**Recorded information:**
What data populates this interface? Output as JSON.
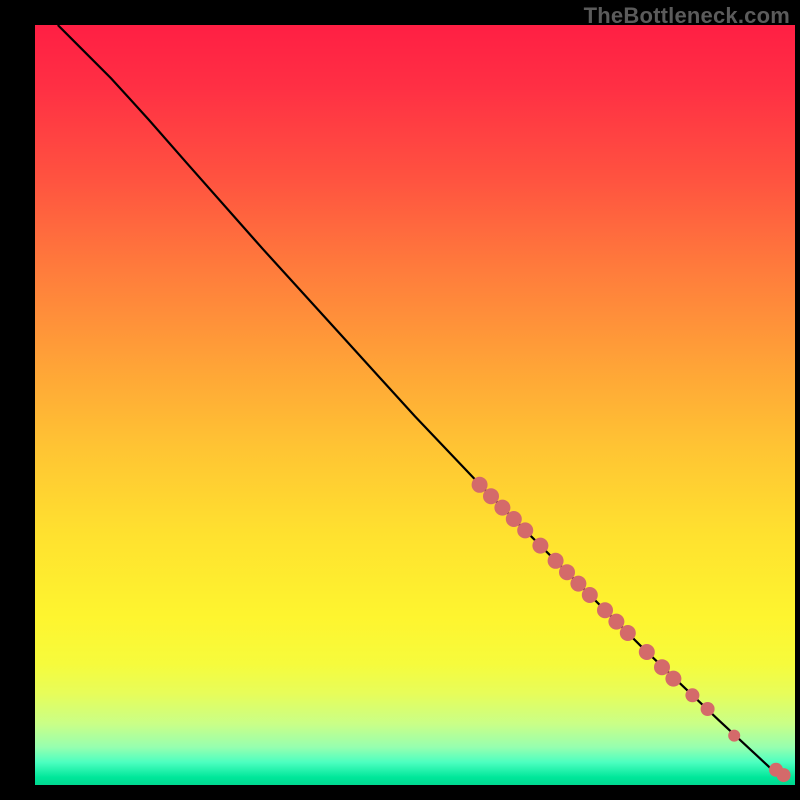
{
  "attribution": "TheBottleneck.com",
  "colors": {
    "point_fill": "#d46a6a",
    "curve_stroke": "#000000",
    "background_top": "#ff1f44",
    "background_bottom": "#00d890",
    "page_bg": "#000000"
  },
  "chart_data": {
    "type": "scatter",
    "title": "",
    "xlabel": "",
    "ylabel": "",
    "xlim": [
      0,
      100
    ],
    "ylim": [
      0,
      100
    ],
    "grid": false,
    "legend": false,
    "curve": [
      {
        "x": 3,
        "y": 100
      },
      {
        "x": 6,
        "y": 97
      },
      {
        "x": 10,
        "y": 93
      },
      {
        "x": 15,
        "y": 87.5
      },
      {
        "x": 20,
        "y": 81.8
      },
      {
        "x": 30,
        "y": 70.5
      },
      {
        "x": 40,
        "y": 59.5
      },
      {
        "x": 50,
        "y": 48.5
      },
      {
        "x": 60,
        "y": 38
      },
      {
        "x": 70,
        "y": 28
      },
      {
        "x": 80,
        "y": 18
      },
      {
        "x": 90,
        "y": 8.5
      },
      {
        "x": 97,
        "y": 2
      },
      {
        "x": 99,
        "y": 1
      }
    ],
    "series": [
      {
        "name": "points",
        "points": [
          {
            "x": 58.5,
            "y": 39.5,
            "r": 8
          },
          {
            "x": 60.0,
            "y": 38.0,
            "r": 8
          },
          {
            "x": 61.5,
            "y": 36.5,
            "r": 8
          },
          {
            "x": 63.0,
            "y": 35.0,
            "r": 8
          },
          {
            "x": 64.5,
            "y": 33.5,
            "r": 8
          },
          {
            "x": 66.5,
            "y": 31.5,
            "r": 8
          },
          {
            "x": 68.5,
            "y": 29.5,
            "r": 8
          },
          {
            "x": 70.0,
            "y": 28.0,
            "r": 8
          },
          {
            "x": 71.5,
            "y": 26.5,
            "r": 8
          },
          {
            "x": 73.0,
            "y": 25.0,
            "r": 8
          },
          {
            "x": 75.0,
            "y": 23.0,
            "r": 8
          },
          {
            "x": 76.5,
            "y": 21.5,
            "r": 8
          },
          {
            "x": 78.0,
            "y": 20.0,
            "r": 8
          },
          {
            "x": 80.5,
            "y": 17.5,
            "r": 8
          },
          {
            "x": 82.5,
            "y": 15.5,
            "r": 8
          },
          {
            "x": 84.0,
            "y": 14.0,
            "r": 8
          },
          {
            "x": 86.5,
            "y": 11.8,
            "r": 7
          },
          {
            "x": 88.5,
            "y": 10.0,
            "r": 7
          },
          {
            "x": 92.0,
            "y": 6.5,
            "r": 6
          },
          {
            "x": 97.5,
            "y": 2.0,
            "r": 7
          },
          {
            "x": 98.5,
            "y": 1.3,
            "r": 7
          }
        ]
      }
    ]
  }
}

**The problem:** Reproduce each entry precisely, dropping only the pictures.

**Task solution:**
What data populates this interface? Output as JSON.
{
  "attribution": "TheBottleneck.com",
  "colors": {
    "point_fill": "#d46a6a",
    "curve_stroke": "#000000",
    "background_top": "#ff1f44",
    "background_bottom": "#00d890",
    "page_bg": "#000000"
  },
  "chart_data": {
    "type": "scatter",
    "title": "",
    "xlabel": "",
    "ylabel": "",
    "xlim": [
      0,
      100
    ],
    "ylim": [
      0,
      100
    ],
    "grid": false,
    "legend": false,
    "curve": [
      {
        "x": 3,
        "y": 100
      },
      {
        "x": 6,
        "y": 97
      },
      {
        "x": 10,
        "y": 93
      },
      {
        "x": 15,
        "y": 87.5
      },
      {
        "x": 20,
        "y": 81.8
      },
      {
        "x": 30,
        "y": 70.5
      },
      {
        "x": 40,
        "y": 59.5
      },
      {
        "x": 50,
        "y": 48.5
      },
      {
        "x": 60,
        "y": 38
      },
      {
        "x": 70,
        "y": 28
      },
      {
        "x": 80,
        "y": 18
      },
      {
        "x": 90,
        "y": 8.5
      },
      {
        "x": 97,
        "y": 2
      },
      {
        "x": 99,
        "y": 1
      }
    ],
    "series": [
      {
        "name": "points",
        "points": [
          {
            "x": 58.5,
            "y": 39.5,
            "r": 8
          },
          {
            "x": 60.0,
            "y": 38.0,
            "r": 8
          },
          {
            "x": 61.5,
            "y": 36.5,
            "r": 8
          },
          {
            "x": 63.0,
            "y": 35.0,
            "r": 8
          },
          {
            "x": 64.5,
            "y": 33.5,
            "r": 8
          },
          {
            "x": 66.5,
            "y": 31.5,
            "r": 8
          },
          {
            "x": 68.5,
            "y": 29.5,
            "r": 8
          },
          {
            "x": 70.0,
            "y": 28.0,
            "r": 8
          },
          {
            "x": 71.5,
            "y": 26.5,
            "r": 8
          },
          {
            "x": 73.0,
            "y": 25.0,
            "r": 8
          },
          {
            "x": 75.0,
            "y": 23.0,
            "r": 8
          },
          {
            "x": 76.5,
            "y": 21.5,
            "r": 8
          },
          {
            "x": 78.0,
            "y": 20.0,
            "r": 8
          },
          {
            "x": 80.5,
            "y": 17.5,
            "r": 8
          },
          {
            "x": 82.5,
            "y": 15.5,
            "r": 8
          },
          {
            "x": 84.0,
            "y": 14.0,
            "r": 8
          },
          {
            "x": 86.5,
            "y": 11.8,
            "r": 7
          },
          {
            "x": 88.5,
            "y": 10.0,
            "r": 7
          },
          {
            "x": 92.0,
            "y": 6.5,
            "r": 6
          },
          {
            "x": 97.5,
            "y": 2.0,
            "r": 7
          },
          {
            "x": 98.5,
            "y": 1.3,
            "r": 7
          }
        ]
      }
    ]
  }
}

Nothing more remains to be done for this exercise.